EXERCISE:
The records should be written out in full, with nothing altered.

Lines of data:
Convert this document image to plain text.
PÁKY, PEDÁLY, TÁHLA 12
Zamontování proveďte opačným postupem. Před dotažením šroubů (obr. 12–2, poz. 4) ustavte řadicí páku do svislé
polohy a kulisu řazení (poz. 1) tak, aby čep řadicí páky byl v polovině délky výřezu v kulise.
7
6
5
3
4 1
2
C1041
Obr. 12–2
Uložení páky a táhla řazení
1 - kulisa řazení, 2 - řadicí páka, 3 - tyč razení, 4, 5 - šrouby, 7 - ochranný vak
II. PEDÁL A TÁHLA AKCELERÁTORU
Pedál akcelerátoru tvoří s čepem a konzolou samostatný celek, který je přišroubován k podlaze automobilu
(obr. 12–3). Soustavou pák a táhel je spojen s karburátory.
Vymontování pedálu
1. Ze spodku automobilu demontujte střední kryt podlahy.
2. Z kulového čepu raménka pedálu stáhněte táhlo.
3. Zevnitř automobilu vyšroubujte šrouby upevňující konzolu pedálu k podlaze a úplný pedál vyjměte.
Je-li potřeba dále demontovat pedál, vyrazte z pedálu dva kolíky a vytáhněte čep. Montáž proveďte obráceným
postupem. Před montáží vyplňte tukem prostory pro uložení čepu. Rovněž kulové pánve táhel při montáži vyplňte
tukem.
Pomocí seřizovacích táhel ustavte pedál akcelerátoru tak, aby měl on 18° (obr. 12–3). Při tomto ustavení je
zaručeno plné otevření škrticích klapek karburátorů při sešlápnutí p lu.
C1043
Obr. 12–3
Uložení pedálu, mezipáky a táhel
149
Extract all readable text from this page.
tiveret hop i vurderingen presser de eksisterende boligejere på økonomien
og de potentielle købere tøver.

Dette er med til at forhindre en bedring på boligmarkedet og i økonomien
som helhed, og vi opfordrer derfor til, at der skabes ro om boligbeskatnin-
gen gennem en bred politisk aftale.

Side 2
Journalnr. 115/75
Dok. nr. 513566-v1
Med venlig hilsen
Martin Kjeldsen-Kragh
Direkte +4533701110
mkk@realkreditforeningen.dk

ANSWER TO THIS PROBLEM:
Convert this document image to plain text.
PÁKY, PEDÁLY, TÁHLA 12
Zamontování proveďte opačným postupem. Před dotažením šroubů (obr. 12–2, poz. 4) ustavte řadicí páku do svislé
polohy a kulisu řazení (poz. 1) tak, aby čep řadicí páky byl v polovině délky výřezu v kulise.
7
6
5
3
4 1
2
C1041
Obr. 12–2
Uložení páky a táhla řazení
1 - kulisa řazení, 2 - řadicí páka, 3 - tyč razení, 4, 5 - šrouby, 7 - ochranný vak
II. PEDÁL A TÁHLA AKCELERÁTORU
Pedál akcelerátoru tvoří s čepem a konzolou samostatný celek, který je přišroubován k podlaze automobilu
(obr. 12–3). Soustavou pák a táhel je spojen s karburátory.
Vymontování pedálu
1. Ze spodku automobilu demontujte střední kryt podlahy.
2. Z kulového čepu raménka pedálu stáhněte táhlo.
3. Zevnitř automobilu vyšroubujte šrouby upevňující konzolu pedálu k podlaze a úplný pedál vyjměte.
Je-li potřeba dále demontovat pedál, vyrazte z pedálu dva kolíky a vytáhněte čep. Montáž proveďte obráceným
postupem. Před montáží vyplňte tukem prostory pro uložení čepu. Rovněž kulové pánve táhel při montáži vyplňte
tukem.
Pomocí seřizovacích táhel ustavte pedál akcelerátoru tak, aby měl on 18° (obr. 12–3). Při tomto ustavení je
zaručeno plné otevření škrticích klapek karburátorů při sešlápnutí p lu.
C1043
Obr. 12–3
Uložení pedálu, mezipáky a táhel
149
Extract all readable text from this page.
tiveret hop i vurderingen presser de eksisterende boligejere på økonomien
og de potentielle købere tøver.

Dette er med til at forhindre en bedring på boligmarkedet og i økonomien
som helhed, og vi opfordrer derfor til, at der skabes ro om boligbeskatnin-
gen gennem en bred politisk aftale.

Side 2
Journalnr. 115/75
Dok. nr. 513566-v1
Med venlig hilsen
Martin Kjeldsen-Kragh
Direkte +4533701110
mkk@realkreditforeningen.dk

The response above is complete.